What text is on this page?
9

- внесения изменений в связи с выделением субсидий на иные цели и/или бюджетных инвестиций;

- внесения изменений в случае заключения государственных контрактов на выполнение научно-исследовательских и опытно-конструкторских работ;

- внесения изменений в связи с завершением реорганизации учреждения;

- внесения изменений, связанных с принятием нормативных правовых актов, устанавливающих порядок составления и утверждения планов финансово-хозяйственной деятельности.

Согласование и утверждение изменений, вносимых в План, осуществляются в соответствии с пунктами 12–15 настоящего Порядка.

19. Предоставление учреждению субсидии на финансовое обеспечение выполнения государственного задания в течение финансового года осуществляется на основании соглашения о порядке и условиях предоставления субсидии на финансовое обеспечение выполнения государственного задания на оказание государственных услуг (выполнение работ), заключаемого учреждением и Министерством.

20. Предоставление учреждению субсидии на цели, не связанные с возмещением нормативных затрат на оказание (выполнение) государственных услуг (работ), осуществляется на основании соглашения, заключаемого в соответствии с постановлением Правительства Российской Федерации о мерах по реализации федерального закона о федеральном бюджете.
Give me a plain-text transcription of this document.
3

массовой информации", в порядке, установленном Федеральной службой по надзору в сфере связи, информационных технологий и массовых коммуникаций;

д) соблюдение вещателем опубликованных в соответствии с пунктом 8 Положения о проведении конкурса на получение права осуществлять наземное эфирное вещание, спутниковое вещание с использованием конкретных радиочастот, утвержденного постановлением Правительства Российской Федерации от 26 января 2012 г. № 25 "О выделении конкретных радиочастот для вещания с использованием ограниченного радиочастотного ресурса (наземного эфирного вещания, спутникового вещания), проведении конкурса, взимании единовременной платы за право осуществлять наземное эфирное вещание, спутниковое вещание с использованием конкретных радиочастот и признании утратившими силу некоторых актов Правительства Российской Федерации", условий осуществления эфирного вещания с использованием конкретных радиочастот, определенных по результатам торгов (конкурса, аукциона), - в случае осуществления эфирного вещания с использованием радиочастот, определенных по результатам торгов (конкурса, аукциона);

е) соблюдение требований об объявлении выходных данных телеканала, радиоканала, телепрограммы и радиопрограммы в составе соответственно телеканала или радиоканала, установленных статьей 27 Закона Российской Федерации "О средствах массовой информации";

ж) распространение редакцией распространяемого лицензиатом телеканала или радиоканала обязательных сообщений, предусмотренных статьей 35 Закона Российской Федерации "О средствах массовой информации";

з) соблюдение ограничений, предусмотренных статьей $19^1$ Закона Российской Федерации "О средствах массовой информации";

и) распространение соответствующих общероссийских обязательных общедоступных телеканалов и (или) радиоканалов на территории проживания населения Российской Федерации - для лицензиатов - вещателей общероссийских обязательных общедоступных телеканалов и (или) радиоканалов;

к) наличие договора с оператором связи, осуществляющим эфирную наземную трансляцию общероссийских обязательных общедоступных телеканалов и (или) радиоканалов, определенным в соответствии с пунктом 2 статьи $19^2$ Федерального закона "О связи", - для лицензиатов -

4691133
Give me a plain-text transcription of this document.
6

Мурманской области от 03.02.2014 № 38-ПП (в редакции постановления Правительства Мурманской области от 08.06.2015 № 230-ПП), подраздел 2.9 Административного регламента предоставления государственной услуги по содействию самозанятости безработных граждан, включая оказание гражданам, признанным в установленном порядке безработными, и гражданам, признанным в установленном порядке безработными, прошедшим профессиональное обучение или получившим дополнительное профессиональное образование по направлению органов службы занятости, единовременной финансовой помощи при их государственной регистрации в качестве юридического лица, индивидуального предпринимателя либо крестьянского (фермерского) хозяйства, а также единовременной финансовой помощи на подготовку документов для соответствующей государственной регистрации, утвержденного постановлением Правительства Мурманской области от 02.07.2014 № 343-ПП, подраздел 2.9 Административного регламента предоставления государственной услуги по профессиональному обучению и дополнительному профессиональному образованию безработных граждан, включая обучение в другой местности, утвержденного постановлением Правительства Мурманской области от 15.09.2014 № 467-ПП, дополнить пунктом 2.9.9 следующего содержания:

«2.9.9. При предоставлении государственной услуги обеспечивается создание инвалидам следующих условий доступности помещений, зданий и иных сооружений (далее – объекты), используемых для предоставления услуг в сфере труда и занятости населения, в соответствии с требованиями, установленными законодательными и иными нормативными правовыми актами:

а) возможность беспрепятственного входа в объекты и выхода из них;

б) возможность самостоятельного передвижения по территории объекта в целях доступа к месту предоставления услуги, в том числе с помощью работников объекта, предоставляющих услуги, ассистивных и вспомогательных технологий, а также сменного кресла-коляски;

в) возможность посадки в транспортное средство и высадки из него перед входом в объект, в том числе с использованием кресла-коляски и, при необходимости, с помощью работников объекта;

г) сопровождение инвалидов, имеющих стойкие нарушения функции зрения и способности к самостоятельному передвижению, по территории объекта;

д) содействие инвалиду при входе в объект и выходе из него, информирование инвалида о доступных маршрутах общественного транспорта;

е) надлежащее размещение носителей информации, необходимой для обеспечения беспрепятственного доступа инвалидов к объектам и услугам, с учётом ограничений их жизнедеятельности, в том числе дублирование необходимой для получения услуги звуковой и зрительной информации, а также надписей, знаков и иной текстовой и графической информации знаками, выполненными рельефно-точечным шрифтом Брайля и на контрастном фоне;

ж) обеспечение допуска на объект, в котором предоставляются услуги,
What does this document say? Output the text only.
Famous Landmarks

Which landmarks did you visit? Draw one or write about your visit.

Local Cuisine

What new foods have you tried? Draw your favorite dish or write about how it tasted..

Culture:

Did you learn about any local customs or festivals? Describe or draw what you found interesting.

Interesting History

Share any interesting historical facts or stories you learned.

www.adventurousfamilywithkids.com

★ ★ ★ ★ ★

Of the lines in the material, how many include "территории"? Respond with the number alone.

SOLUTION: 3